_Written instruction_
Where a line contains the string "可以这样算", copy that line.

_Supplied data_
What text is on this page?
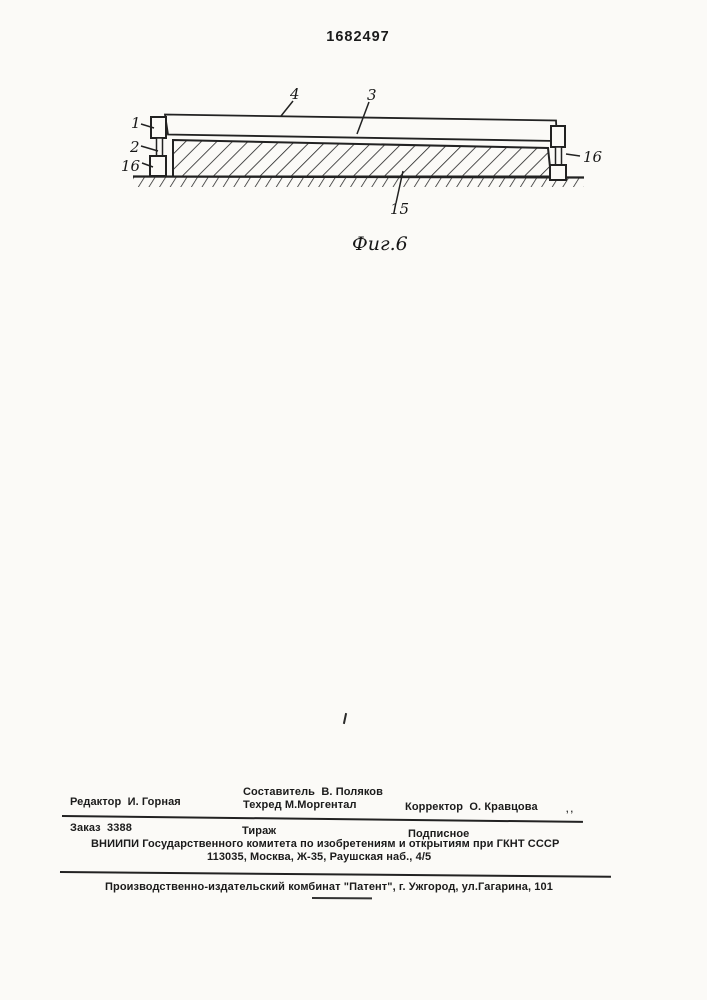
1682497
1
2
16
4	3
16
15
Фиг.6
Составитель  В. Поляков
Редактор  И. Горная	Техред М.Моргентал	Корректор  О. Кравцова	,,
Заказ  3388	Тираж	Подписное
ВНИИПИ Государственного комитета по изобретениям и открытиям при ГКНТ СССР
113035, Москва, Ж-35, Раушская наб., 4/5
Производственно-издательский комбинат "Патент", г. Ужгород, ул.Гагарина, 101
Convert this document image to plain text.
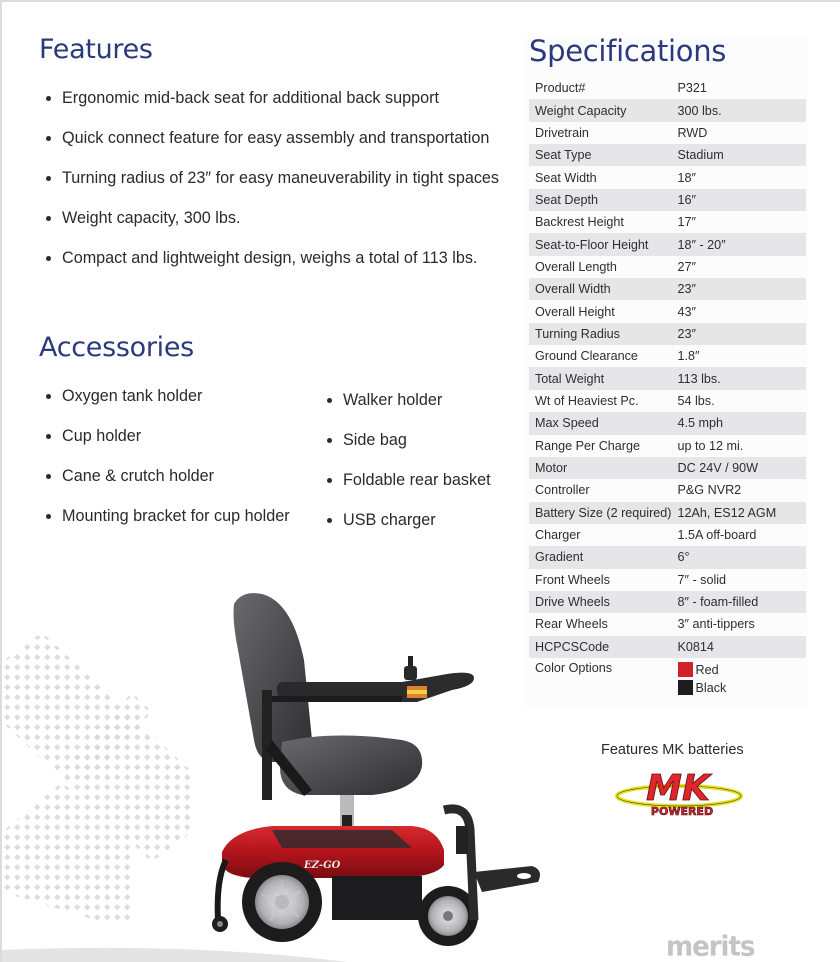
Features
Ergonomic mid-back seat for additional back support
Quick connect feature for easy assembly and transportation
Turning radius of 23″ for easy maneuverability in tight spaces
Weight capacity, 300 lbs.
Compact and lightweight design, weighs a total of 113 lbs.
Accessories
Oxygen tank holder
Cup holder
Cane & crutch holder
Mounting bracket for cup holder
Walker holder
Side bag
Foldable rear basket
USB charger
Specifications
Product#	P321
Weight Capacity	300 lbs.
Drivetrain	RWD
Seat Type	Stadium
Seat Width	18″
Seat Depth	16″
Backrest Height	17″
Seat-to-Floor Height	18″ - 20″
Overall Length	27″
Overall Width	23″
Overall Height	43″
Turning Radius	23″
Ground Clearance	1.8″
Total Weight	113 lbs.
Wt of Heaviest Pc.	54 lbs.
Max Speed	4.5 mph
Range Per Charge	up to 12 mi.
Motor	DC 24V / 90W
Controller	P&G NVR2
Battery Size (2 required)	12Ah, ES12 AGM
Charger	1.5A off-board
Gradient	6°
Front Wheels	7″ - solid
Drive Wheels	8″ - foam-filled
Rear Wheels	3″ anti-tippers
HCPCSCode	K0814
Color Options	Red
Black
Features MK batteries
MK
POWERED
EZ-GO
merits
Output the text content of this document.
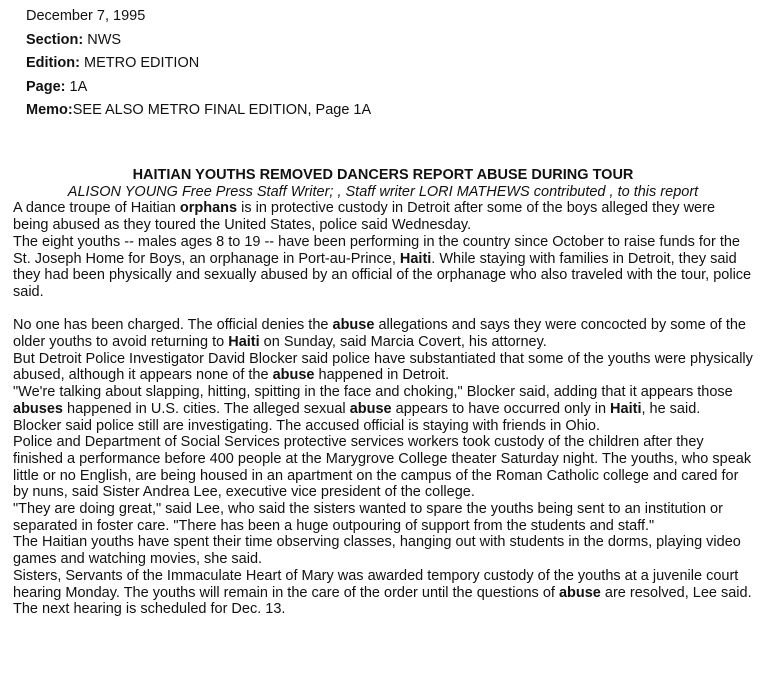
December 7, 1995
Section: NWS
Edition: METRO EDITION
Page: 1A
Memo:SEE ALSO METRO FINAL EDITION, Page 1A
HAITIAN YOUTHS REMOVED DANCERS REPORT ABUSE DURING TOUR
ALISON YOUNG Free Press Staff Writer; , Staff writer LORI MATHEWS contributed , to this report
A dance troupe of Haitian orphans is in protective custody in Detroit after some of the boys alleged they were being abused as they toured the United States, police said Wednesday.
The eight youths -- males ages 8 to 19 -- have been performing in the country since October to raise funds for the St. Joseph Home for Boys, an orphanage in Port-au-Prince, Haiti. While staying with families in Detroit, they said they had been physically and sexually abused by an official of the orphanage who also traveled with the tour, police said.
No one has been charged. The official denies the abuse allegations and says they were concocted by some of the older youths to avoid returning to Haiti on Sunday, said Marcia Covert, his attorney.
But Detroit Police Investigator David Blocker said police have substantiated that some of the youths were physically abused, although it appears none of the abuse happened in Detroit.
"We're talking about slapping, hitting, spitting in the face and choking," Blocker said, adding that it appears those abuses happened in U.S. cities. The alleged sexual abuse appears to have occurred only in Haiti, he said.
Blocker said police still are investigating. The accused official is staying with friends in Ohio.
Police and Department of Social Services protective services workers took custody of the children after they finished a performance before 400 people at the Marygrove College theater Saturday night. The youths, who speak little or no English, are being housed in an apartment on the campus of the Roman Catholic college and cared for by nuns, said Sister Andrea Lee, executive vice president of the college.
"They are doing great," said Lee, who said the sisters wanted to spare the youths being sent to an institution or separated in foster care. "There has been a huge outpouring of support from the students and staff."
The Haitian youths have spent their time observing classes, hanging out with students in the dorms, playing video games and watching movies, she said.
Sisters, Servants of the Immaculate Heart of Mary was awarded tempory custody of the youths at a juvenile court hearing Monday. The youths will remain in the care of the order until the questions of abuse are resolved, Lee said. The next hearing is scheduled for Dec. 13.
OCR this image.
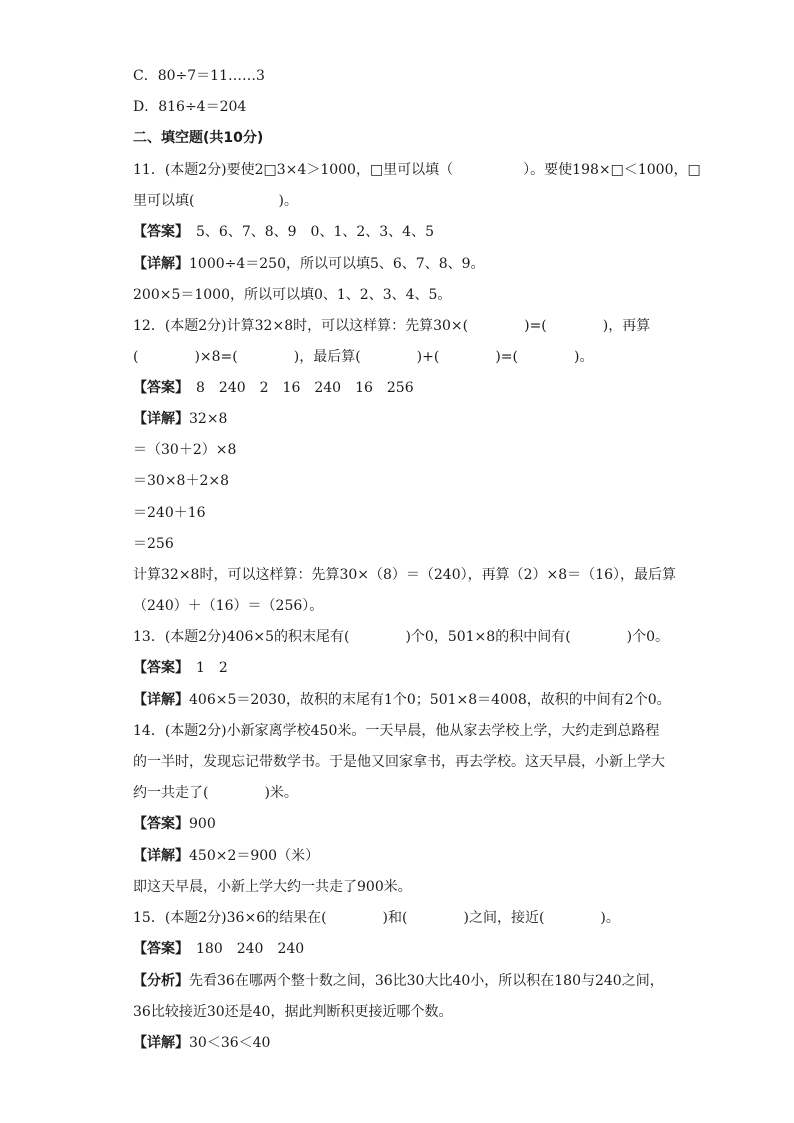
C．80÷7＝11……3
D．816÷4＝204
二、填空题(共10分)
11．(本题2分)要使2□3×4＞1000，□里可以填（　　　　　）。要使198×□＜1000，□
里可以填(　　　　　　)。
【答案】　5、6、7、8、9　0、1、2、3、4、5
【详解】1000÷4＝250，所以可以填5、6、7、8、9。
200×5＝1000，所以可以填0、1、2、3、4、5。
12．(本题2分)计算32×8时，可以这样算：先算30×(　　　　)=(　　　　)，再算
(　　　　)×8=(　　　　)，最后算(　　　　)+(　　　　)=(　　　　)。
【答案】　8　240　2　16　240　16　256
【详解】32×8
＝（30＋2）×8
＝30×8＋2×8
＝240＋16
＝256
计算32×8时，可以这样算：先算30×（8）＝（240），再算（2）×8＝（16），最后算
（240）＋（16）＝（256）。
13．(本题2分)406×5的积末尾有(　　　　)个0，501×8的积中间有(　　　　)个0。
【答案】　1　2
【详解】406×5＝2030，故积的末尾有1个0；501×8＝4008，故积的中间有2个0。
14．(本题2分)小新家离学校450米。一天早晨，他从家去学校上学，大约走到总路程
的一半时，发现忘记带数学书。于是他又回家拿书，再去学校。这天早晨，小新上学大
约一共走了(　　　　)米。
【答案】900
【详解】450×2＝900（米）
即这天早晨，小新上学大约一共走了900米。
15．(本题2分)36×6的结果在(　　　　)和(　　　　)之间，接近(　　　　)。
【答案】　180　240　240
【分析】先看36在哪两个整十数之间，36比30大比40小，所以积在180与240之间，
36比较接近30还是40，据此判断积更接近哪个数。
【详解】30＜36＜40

_Complete output_
12．(本题2分)计算32×8时，可以这样算：先算30×(　　　　)=(　　　　)，再算
计算32×8时，可以这样算：先算30×（8）＝（240），再算（2）×8＝（16），最后算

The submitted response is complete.